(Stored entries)
- - - - - - -
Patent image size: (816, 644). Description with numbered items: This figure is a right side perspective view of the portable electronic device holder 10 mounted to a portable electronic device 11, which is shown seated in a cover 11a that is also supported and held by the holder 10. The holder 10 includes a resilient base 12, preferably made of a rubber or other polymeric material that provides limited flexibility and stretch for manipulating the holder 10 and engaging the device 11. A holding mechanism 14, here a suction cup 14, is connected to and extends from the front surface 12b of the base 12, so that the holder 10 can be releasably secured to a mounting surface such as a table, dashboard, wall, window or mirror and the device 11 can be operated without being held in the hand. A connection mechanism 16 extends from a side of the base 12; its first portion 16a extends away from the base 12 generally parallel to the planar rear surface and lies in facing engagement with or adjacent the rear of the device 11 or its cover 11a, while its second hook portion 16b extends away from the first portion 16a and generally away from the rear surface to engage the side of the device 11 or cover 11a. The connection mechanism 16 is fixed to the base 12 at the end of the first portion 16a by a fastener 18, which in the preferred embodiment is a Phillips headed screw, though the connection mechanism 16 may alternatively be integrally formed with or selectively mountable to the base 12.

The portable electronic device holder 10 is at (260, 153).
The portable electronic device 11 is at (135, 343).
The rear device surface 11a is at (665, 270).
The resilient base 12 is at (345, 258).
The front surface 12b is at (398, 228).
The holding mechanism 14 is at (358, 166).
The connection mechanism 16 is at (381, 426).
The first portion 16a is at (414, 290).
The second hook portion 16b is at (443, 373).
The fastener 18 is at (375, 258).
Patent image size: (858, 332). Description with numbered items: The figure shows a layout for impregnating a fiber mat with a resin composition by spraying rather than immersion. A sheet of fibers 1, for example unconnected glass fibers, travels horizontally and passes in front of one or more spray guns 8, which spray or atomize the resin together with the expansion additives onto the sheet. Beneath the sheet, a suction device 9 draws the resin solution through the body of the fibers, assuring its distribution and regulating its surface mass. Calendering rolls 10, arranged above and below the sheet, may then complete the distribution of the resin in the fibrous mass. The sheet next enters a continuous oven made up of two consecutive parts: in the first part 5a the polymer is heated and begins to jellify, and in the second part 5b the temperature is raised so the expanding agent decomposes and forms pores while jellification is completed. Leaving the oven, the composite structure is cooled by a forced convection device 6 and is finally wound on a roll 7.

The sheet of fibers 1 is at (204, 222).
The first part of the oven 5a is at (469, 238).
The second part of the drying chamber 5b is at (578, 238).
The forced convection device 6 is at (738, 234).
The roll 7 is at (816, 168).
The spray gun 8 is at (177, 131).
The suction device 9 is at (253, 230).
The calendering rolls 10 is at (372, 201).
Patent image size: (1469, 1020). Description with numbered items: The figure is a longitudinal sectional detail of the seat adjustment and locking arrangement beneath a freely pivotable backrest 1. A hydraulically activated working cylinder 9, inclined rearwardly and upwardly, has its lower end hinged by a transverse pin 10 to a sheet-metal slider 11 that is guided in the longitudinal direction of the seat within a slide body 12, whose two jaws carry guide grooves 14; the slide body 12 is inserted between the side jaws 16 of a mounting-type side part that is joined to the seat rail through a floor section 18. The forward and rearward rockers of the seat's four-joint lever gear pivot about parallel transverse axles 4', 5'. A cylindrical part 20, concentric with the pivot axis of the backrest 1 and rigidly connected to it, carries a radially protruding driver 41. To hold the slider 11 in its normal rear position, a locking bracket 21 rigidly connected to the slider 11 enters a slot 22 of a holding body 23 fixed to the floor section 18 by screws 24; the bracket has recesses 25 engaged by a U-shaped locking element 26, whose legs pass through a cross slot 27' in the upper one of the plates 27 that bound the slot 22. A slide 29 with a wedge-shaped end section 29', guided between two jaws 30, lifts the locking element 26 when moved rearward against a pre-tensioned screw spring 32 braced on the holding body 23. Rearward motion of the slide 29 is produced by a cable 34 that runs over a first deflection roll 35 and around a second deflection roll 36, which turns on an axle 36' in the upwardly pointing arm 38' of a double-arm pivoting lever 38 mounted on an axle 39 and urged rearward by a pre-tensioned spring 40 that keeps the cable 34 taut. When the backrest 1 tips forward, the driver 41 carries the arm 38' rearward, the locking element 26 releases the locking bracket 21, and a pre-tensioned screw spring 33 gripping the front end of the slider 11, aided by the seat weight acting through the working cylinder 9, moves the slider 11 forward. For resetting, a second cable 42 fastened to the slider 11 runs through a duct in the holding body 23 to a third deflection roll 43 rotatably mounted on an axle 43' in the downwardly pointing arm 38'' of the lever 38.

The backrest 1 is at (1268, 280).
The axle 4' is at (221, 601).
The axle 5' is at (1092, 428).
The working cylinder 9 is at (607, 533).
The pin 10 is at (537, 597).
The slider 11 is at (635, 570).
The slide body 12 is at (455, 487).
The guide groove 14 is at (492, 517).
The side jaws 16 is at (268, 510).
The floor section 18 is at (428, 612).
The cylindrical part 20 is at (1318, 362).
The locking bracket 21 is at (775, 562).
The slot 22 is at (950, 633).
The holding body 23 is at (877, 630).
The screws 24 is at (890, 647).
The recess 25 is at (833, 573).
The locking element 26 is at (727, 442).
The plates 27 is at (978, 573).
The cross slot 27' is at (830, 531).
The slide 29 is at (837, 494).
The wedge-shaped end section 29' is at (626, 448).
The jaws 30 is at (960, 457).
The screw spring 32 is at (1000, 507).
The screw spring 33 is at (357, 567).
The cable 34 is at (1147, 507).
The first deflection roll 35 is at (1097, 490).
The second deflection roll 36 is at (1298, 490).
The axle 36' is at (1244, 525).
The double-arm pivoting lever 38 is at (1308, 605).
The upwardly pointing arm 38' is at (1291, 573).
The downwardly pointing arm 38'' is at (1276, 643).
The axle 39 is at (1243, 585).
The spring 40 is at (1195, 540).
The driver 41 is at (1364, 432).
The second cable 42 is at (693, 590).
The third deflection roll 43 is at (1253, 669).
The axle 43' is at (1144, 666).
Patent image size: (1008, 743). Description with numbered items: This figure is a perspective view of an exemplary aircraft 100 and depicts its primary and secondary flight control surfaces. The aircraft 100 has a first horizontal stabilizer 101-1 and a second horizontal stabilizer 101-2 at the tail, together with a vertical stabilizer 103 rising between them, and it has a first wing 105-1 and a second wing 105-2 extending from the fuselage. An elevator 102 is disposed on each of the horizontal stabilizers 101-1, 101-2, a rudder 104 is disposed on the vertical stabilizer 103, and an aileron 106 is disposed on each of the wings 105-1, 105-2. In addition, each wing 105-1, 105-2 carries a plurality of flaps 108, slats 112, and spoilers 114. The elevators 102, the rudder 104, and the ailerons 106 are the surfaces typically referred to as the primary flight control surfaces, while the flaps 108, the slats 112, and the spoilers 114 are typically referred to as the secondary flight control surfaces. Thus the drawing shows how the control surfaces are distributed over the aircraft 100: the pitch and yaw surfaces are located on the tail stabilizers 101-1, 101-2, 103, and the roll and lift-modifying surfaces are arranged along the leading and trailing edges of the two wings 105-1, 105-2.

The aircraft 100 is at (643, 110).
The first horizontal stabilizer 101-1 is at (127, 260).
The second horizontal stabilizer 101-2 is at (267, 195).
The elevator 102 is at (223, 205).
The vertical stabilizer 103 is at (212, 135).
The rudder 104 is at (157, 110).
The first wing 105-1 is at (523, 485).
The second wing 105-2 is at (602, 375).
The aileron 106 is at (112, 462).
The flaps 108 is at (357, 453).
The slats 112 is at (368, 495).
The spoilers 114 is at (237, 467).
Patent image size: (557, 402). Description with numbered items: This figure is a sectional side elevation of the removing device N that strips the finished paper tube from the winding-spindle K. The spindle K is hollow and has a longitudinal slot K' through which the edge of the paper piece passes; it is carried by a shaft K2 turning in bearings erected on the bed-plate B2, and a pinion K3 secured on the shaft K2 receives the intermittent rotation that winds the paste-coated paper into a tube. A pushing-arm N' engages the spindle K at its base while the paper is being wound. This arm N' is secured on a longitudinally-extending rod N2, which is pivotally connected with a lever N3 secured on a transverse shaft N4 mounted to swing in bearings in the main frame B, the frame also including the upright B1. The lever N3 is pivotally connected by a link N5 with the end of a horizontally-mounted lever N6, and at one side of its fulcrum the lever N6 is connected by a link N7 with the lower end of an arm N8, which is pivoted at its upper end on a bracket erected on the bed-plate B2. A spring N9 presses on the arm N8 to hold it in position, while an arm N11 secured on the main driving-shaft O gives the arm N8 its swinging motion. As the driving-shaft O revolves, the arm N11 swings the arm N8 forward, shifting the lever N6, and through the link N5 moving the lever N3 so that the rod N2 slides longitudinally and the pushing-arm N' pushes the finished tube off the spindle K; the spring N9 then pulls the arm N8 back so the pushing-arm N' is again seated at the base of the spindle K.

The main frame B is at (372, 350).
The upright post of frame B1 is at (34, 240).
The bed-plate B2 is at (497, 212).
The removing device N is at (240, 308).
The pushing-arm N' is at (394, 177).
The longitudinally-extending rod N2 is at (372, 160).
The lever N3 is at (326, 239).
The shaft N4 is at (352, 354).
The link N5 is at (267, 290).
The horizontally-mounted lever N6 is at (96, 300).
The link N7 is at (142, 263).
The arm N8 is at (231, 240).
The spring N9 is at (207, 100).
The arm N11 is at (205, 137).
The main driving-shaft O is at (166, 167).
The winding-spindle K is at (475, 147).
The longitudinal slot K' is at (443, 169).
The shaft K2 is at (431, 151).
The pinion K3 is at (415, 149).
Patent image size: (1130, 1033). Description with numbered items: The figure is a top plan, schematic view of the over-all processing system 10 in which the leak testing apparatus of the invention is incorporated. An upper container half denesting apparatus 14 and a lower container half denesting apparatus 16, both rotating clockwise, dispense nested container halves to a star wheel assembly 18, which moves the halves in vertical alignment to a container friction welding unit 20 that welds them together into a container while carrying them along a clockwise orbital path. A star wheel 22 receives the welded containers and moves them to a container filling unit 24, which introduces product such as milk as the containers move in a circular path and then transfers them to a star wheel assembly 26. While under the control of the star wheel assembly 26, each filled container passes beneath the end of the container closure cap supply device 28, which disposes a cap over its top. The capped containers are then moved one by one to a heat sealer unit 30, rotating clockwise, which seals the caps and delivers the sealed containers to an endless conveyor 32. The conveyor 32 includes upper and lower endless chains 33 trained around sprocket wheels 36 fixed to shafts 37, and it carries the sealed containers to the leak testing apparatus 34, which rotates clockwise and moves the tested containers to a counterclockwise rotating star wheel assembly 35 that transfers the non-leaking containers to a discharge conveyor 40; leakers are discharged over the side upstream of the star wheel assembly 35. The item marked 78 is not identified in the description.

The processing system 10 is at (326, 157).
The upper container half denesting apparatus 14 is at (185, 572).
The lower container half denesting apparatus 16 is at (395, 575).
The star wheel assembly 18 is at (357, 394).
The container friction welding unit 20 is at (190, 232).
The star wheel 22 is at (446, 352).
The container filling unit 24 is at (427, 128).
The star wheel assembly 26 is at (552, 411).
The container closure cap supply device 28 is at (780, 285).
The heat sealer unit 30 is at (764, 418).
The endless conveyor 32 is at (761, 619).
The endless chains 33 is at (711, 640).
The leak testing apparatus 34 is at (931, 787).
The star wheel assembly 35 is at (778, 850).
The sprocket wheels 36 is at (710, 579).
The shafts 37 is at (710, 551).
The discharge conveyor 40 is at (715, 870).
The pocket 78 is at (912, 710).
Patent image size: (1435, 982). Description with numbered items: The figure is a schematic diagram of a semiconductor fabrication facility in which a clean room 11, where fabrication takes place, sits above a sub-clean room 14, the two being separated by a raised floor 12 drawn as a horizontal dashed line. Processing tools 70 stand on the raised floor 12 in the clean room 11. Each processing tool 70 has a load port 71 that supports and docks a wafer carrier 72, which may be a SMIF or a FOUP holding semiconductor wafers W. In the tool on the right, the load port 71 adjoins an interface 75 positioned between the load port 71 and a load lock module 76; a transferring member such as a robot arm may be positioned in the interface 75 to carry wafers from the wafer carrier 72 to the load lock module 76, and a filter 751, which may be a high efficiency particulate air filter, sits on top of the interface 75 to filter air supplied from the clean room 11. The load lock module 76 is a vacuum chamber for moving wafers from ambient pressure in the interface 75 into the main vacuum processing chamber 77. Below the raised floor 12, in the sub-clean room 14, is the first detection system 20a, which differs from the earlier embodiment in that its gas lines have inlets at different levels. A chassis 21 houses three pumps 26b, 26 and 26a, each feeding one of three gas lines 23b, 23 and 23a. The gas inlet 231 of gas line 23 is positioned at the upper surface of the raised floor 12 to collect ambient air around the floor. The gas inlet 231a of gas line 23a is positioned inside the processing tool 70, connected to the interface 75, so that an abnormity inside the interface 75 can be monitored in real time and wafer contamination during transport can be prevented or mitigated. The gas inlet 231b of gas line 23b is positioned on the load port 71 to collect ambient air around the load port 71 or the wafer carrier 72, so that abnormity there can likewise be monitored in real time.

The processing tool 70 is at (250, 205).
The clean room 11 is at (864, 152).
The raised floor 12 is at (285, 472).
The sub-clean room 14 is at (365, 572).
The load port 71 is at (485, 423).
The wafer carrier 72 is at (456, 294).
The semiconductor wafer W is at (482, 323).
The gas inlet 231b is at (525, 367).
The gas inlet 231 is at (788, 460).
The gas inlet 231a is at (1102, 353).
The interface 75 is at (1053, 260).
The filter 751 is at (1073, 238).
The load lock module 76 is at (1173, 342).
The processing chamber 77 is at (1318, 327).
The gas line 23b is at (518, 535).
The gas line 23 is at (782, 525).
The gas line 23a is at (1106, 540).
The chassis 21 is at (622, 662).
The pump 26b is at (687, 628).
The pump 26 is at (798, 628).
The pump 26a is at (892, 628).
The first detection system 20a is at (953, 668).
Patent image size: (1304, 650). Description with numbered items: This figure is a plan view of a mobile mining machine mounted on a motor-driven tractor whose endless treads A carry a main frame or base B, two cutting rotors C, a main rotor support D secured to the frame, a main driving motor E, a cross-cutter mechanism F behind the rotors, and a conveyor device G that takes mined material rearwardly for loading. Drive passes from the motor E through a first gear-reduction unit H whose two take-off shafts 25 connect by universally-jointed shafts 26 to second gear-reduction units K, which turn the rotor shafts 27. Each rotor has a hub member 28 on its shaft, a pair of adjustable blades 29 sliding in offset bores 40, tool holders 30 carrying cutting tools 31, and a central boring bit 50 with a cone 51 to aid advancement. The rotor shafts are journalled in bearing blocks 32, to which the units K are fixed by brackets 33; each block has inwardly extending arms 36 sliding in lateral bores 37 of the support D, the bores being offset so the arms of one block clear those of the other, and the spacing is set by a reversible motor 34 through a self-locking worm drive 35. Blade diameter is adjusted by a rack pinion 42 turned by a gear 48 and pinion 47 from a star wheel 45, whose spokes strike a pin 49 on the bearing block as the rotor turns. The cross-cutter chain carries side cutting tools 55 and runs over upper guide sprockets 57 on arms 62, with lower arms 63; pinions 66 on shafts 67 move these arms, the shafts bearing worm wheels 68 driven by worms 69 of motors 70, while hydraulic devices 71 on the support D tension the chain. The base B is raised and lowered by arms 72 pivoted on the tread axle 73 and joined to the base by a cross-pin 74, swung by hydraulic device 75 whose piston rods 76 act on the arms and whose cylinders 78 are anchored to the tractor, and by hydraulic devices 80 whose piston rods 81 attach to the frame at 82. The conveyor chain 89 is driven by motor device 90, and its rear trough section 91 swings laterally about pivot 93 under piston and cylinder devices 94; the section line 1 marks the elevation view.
- - - - - - -
» WHAT YOU HAVE TO DO:
Format the lines of the listing from the one containing "Patent image size: (1008, 743)." through the one containing "The spoilers 114 is at (237, 467).", both included, as a JSON list of strings with one string per line. Leave out any blank lines.

» TASK RESULT:
[
  "Patent image size: (1008, 743). Description with numbered items: This figure is a perspective view of an exemplary aircraft 100 and depicts its primary and secondary flight control surfaces. The aircraft 100 has a first horizontal stabilizer 101-1 and a second horizontal stabilizer 101-2 at the tail, together with a vertical stabilizer 103 rising between them, and it has a first wing 105-1 and a second wing 105-2 extending from the fuselage. An elevator 102 is disposed on each of the horizontal stabilizers 101-1, 101-2, a rudder 104 is disposed on the vertical stabilizer 103, and an aileron 106 is disposed on each of the wings 105-1, 105-2. In addition, each wing 105-1, 105-2 carries a plurality of flaps 108, slats 112, and spoilers 114. The elevators 102, the rudder 104, and the ailerons 106 are the surfaces typically referred to as the primary flight control surfaces, while the flaps 108, the slats 112, and the spoilers 114 are typically referred to as the secondary flight control surfaces. Thus the drawing shows how the control surfaces are distributed over the aircraft 100: the pitch and yaw surfaces are located on the tail stabilizers 101-1, 101-2, 103, and the roll and lift-modifying surfaces are arranged along the leading and trailing edges of the two wings 105-1, 105-2.",
  "The aircraft 100 is at (643, 110).",
  "The first horizontal stabilizer 101-1 is at (127, 260).",
  "The second horizontal stabilizer 101-2 is at (267, 195).",
  "The elevator 102 is at (223, 205).",
  "The vertical stabilizer 103 is at (212, 135).",
  "The rudder 104 is at (157, 110).",
  "The first wing 105-1 is at (523, 485).",
  "The second wing 105-2 is at (602, 375).",
  "The aileron 106 is at (112, 462).",
  "The flaps 108 is at (357, 453).",
  "The slats 112 is at (368, 495).",
  "The spoilers 114 is at (237, 467)."
]